▸ **What needs to be done**:
Make an exact copy of all the data.
--------------------
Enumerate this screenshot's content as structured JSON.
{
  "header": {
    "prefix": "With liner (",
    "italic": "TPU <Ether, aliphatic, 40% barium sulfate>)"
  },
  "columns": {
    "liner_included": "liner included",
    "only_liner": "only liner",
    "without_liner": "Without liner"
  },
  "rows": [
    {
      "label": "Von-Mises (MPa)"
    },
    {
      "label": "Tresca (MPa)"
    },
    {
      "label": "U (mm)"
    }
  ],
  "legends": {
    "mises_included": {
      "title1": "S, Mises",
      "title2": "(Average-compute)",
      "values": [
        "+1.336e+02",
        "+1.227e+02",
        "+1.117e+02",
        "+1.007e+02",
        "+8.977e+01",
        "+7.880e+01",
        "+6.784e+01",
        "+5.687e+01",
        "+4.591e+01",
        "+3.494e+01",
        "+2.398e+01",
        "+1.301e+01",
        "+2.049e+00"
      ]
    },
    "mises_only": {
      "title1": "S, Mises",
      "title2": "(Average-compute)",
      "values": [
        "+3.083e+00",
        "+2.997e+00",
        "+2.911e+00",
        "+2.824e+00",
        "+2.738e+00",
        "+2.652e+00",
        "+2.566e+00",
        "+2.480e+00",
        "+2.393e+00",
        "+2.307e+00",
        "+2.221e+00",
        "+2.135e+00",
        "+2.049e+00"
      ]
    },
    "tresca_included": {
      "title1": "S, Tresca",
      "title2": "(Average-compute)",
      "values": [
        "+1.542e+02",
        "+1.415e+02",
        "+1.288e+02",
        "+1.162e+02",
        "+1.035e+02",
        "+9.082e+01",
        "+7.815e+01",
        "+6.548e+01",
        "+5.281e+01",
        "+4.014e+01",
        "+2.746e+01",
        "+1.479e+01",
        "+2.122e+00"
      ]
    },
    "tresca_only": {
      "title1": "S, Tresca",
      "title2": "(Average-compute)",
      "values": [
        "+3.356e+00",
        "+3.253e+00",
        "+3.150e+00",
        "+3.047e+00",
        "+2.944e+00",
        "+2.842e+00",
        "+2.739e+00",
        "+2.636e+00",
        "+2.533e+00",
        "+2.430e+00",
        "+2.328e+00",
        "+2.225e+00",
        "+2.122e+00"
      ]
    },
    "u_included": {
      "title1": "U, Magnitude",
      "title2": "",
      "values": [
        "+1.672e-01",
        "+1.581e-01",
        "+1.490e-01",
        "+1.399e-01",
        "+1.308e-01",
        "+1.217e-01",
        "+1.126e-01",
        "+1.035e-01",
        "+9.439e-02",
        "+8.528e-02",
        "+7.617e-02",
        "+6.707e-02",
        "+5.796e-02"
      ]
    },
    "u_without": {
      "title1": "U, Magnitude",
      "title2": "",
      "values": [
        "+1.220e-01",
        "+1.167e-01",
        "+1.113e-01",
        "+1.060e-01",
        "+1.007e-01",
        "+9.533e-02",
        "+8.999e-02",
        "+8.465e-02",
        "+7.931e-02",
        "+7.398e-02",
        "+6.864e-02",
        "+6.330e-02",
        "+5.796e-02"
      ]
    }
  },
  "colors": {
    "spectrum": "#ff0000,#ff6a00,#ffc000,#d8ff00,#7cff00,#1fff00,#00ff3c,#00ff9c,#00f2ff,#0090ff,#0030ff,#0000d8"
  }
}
--------------------
▸ **The answer**:
Enumerate this screenshot's content as structured JSON.
{
  "header": {
    "prefix": "With liner (",
    "italic": "TPU <Ether, aliphatic, 40% barium sulfate>)"
  },
  "columns": {
    "liner_included": "liner included",
    "only_liner": "only liner",
    "without_liner": "Without liner"
  },
  "rows": [
    {
      "label": "Von-Mises (MPa)"
    },
    {
      "label": "Tresca (MPa)"
    },
    {
      "label": "U (mm)"
    }
  ],
  "legends": {
    "mises_included": {
      "title1": "S, Mises",
      "title2": "(Average-compute)",
      "values": [
        "+1.336e+02",
        "+1.227e+02",
        "+1.117e+02",
        "+1.007e+02",
        "+8.977e+01",
        "+7.880e+01",
        "+6.784e+01",
        "+5.687e+01",
        "+4.591e+01",
        "+3.494e+01",
        "+2.398e+01",
        "+1.301e+01",
        "+2.049e+00"
      ]
    },
    "mises_only": {
      "title1": "S, Mises",
      "title2": "(Average-compute)",
      "values": [
        "+3.083e+00",
        "+2.997e+00",
        "+2.911e+00",
        "+2.824e+00",
        "+2.738e+00",
        "+2.652e+00",
        "+2.566e+00",
        "+2.480e+00",
        "+2.393e+00",
        "+2.307e+00",
        "+2.221e+00",
        "+2.135e+00",
        "+2.049e+00"
      ]
    },
    "tresca_included": {
      "title1": "S, Tresca",
      "title2": "(Average-compute)",
      "values": [
        "+1.542e+02",
        "+1.415e+02",
        "+1.288e+02",
        "+1.162e+02",
        "+1.035e+02",
        "+9.082e+01",
        "+7.815e+01",
        "+6.548e+01",
        "+5.281e+01",
        "+4.014e+01",
        "+2.746e+01",
        "+1.479e+01",
        "+2.122e+00"
      ]
    },
    "tresca_only": {
      "title1": "S, Tresca",
      "title2": "(Average-compute)",
      "values": [
        "+3.356e+00",
        "+3.253e+00",
        "+3.150e+00",
        "+3.047e+00",
        "+2.944e+00",
        "+2.842e+00",
        "+2.739e+00",
        "+2.636e+00",
        "+2.533e+00",
        "+2.430e+00",
        "+2.328e+00",
        "+2.225e+00",
        "+2.122e+00"
      ]
    },
    "u_included": {
      "title1": "U, Magnitude",
      "title2": "",
      "values": [
        "+1.672e-01",
        "+1.581e-01",
        "+1.490e-01",
        "+1.399e-01",
        "+1.308e-01",
        "+1.217e-01",
        "+1.126e-01",
        "+1.035e-01",
        "+9.439e-02",
        "+8.528e-02",
        "+7.617e-02",
        "+6.707e-02",
        "+5.796e-02"
      ]
    },
    "u_without": {
      "title1": "U, Magnitude",
      "title2": "",
      "values": [
        "+1.220e-01",
        "+1.167e-01",
        "+1.113e-01",
        "+1.060e-01",
        "+1.007e-01",
        "+9.533e-02",
        "+8.999e-02",
        "+8.465e-02",
        "+7.931e-02",
        "+7.398e-02",
        "+6.864e-02",
        "+6.330e-02",
        "+5.796e-02"
      ]
    }
  },
  "colors": {
    "spectrum": "#ff0000,#ff6a00,#ffc000,#d8ff00,#7cff00,#1fff00,#00ff3c,#00ff9c,#00f2ff,#0090ff,#0030ff,#0000d8"
  }
}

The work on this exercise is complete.